> _YOUR TASK_: Find the number of lines in these records where the word "placeholder" appears. Reply with that number and nothing more.

►

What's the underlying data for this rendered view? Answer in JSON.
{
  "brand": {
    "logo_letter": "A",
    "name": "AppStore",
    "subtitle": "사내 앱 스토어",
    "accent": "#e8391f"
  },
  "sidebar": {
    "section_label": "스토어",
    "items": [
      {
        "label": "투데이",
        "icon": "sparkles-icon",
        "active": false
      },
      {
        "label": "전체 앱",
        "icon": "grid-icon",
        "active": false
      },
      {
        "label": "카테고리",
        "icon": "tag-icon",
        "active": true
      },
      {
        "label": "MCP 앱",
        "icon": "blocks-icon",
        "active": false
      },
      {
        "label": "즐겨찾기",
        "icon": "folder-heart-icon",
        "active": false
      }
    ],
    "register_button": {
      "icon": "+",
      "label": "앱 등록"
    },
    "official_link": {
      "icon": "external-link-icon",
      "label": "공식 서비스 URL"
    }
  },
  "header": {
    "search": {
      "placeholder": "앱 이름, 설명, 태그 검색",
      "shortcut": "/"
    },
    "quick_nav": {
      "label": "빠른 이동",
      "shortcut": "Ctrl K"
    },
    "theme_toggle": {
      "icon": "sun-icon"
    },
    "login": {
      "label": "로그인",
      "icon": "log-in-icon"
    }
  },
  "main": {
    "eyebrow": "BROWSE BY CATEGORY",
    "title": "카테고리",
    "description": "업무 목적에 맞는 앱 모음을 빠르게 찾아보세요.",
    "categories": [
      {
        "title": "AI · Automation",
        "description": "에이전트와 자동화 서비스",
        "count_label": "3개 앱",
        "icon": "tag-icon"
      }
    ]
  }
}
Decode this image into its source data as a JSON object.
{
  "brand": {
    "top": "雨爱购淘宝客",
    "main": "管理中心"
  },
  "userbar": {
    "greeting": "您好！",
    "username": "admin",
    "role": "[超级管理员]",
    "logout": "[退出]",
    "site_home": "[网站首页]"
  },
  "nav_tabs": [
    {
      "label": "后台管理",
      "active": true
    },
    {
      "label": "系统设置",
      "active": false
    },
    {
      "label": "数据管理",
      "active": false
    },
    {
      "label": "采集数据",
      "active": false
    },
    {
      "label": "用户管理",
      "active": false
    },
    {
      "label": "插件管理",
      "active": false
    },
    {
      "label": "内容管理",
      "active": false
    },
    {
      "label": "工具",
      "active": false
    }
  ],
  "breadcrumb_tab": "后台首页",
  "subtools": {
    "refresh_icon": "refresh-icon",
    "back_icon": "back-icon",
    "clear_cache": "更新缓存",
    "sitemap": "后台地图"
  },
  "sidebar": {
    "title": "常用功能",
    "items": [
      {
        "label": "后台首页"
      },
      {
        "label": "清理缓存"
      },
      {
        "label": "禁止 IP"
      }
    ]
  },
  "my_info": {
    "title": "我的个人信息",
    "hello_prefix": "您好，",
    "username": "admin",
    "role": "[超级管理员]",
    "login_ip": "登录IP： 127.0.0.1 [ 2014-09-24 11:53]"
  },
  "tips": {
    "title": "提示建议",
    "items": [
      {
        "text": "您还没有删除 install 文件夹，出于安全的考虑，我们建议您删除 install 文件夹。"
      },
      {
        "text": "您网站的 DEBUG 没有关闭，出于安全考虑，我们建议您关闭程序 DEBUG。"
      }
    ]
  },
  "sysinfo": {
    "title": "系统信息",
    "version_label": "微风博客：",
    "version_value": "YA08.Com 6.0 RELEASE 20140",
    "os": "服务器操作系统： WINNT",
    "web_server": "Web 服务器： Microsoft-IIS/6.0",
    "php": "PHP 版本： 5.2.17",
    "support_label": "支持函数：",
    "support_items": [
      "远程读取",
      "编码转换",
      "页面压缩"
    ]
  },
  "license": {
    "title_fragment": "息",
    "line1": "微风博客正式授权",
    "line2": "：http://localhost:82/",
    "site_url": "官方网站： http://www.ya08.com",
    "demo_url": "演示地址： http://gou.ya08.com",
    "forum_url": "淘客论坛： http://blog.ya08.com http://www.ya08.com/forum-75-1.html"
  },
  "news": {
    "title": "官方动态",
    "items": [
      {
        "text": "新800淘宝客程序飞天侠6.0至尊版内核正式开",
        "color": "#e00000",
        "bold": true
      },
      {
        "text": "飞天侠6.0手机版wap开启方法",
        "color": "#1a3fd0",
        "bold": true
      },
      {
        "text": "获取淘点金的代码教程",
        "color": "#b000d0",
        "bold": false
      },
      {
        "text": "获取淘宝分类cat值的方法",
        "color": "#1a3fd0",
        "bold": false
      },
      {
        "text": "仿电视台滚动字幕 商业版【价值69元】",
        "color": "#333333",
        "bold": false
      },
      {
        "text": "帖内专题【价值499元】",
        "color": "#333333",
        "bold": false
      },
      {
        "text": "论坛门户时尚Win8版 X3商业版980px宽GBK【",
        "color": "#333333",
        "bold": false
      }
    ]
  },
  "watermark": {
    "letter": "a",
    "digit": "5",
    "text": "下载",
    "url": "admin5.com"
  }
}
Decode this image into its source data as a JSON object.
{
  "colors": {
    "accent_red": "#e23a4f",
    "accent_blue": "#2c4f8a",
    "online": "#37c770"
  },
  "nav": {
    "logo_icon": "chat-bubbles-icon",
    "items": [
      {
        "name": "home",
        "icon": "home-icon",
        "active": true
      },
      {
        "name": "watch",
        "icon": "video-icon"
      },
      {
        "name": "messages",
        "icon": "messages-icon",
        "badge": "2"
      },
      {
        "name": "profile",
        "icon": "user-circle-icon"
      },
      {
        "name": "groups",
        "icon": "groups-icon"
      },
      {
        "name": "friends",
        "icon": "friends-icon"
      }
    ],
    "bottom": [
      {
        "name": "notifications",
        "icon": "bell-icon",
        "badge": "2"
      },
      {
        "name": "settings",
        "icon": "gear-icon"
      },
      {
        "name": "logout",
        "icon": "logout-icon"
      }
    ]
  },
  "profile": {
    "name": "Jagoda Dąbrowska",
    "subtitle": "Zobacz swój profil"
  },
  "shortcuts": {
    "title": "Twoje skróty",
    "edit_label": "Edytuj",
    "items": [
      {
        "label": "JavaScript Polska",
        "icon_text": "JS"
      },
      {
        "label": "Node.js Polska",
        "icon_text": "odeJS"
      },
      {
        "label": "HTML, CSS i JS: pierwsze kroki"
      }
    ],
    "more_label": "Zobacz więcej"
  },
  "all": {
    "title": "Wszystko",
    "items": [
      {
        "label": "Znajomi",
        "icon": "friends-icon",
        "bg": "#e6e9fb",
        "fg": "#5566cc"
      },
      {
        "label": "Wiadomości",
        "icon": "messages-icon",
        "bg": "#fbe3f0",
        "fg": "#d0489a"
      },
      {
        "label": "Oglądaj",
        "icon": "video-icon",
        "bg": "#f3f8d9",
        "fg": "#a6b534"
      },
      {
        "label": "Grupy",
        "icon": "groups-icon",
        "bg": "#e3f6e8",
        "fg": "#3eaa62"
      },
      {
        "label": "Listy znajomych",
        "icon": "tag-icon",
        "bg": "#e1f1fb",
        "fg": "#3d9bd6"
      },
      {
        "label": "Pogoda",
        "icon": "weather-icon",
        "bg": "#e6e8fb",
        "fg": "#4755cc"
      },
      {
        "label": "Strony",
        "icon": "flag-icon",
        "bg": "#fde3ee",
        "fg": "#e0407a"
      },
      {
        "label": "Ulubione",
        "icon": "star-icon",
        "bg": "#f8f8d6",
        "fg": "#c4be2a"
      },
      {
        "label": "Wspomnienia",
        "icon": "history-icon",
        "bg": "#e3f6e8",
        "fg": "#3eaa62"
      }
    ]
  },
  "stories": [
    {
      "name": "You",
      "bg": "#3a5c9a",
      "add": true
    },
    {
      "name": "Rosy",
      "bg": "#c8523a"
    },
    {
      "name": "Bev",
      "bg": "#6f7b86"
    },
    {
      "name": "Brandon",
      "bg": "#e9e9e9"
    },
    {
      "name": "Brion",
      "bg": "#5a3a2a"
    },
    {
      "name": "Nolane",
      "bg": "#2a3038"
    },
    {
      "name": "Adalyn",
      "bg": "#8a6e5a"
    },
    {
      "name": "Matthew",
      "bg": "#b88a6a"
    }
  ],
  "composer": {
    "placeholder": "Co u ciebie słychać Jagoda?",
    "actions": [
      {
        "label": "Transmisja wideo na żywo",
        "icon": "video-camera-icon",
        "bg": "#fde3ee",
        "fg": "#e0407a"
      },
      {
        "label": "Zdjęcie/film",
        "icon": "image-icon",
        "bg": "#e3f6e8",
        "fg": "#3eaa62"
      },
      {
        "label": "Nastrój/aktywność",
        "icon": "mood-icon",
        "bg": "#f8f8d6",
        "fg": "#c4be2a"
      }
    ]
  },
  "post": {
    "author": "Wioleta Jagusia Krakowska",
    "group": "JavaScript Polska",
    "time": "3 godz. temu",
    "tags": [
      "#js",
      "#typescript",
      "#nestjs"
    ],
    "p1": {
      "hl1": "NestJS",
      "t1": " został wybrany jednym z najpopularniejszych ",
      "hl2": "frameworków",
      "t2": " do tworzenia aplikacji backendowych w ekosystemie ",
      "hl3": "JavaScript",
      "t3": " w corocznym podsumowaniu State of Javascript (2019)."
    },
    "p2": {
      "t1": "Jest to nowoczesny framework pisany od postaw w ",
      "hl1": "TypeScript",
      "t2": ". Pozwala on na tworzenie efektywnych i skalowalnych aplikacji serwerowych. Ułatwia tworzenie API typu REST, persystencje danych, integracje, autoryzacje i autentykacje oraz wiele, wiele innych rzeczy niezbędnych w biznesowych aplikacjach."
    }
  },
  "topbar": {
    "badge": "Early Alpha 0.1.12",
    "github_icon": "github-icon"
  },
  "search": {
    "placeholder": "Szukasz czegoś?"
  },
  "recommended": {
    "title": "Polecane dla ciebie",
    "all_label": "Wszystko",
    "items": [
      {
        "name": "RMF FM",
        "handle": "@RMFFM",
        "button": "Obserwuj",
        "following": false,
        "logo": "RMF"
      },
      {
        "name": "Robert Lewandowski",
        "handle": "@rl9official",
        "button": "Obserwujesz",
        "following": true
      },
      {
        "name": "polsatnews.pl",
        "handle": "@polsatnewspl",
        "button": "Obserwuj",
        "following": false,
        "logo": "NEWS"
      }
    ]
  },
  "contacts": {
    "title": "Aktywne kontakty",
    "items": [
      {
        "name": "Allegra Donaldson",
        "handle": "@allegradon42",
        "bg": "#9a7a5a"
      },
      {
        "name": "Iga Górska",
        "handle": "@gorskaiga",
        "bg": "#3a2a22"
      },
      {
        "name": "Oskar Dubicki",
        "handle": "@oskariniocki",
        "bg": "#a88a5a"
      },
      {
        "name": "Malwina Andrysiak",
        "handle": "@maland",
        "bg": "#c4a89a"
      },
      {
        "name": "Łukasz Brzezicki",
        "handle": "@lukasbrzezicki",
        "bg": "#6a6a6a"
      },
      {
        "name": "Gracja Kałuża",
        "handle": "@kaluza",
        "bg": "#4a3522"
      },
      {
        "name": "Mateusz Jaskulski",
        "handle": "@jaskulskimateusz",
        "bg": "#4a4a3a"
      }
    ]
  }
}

◄

> _EXPECTED ANSWER_: 3